* What you will do: Set out each line from the following listing that includes the word "JSON".

--- START Material for this task ---

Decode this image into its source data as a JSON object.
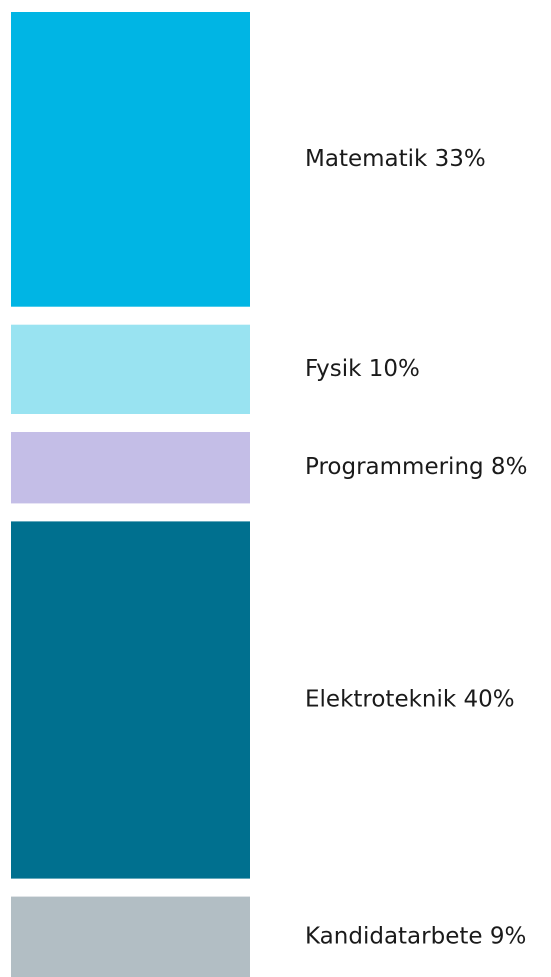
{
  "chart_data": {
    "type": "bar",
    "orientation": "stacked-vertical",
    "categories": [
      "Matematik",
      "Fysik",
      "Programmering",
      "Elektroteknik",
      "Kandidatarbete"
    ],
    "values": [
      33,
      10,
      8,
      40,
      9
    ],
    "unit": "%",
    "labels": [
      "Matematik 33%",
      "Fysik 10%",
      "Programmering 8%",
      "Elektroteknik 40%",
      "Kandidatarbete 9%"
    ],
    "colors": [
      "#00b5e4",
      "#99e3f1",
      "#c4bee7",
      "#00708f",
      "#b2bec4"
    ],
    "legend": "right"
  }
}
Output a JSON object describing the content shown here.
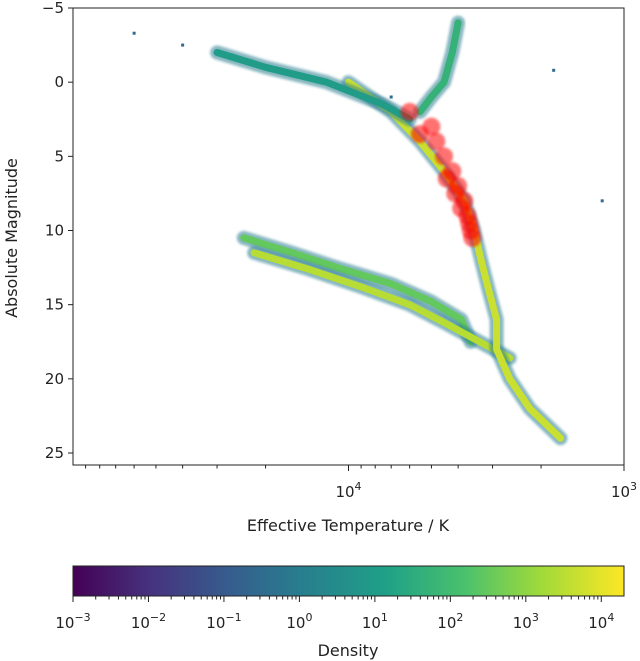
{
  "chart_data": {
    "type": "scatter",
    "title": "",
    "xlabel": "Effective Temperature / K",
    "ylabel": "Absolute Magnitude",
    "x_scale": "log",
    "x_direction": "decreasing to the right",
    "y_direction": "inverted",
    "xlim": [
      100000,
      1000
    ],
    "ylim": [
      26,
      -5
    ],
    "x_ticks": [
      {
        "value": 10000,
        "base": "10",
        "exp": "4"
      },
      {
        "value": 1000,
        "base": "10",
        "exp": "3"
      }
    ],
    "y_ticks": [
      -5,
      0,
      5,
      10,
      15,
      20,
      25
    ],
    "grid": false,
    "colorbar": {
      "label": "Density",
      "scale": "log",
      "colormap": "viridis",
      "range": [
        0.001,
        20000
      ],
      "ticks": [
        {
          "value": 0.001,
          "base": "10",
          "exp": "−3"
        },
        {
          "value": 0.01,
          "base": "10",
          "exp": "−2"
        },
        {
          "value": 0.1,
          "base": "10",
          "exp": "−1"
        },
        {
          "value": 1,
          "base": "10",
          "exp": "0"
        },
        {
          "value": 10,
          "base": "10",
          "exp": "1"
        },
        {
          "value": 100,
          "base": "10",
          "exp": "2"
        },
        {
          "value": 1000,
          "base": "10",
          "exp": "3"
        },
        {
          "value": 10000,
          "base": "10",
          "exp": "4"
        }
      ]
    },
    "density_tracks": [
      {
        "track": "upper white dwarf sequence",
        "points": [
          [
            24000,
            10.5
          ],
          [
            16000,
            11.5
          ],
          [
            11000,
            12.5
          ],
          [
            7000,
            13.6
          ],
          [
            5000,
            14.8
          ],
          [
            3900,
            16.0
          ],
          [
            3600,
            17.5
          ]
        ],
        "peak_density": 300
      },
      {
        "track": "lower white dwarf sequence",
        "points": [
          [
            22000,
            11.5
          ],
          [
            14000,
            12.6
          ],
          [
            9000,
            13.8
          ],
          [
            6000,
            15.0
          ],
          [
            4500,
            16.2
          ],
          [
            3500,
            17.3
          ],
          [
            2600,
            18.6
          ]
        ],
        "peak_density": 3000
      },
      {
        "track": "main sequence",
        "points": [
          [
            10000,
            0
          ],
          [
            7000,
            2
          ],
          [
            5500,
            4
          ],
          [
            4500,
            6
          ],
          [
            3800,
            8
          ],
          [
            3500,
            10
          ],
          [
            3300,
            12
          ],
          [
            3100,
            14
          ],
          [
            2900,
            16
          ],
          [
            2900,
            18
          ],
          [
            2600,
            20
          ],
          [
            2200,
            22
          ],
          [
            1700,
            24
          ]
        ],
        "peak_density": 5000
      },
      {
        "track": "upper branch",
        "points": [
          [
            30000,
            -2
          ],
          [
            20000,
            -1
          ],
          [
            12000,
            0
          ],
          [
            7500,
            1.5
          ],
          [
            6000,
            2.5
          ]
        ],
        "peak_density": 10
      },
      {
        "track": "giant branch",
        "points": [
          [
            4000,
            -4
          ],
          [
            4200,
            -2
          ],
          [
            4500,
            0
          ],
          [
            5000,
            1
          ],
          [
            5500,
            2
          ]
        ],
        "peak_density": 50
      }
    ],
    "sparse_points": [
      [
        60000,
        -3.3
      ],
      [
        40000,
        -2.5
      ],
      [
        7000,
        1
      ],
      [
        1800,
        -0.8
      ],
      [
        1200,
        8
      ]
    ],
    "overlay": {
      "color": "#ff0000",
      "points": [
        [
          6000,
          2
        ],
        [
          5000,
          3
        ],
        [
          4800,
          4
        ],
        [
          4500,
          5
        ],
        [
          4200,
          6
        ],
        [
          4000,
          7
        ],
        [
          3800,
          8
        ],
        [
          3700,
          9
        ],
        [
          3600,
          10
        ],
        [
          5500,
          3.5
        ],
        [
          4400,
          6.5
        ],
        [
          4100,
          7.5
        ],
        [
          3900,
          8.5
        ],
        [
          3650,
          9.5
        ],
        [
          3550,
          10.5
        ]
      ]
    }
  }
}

--- END Material for this task ---

* Full answer:
Decode this image into its source data as a JSON object.
Output a JSON object describing the content shown here.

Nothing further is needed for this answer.